→ Task statement
Write out all of the entries exactly, please.
#####
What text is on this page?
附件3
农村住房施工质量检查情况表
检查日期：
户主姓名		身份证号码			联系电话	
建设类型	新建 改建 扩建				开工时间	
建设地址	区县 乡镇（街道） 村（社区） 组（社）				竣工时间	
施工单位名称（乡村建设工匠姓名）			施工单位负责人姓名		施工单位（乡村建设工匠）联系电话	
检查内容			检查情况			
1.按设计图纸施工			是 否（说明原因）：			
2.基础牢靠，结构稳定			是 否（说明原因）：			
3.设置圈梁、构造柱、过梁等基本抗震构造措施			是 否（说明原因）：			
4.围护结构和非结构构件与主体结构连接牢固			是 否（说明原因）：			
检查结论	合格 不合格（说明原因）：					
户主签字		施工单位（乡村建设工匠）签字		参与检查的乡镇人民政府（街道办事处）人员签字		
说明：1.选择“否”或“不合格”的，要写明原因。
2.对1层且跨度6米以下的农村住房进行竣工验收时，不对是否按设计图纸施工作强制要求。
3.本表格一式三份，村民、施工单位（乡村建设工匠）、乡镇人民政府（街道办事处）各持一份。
#####
→ Written answer
What text is on this page?
附件3
农村住房施工质量检查情况表
检查日期：
户主姓名		身份证号码			联系电话	
建设类型	新建 改建 扩建				开工时间	
建设地址	区县 乡镇（街道） 村（社区） 组（社）				竣工时间	
施工单位名称（乡村建设工匠姓名）			施工单位负责人姓名		施工单位（乡村建设工匠）联系电话	
检查内容			检查情况			
1.按设计图纸施工			是 否（说明原因）：			
2.基础牢靠，结构稳定			是 否（说明原因）：			
3.设置圈梁、构造柱、过梁等基本抗震构造措施			是 否（说明原因）：			
4.围护结构和非结构构件与主体结构连接牢固			是 否（说明原因）：			
检查结论	合格 不合格（说明原因）：					
户主签字		施工单位（乡村建设工匠）签字		参与检查的乡镇人民政府（街道办事处）人员签字		
说明：1.选择“否”或“不合格”的，要写明原因。
2.对1层且跨度6米以下的农村住房进行竣工验收时，不对是否按设计图纸施工作强制要求。
3.本表格一式三份，村民、施工单位（乡村建设工匠）、乡镇人民政府（街道办事处）各持一份。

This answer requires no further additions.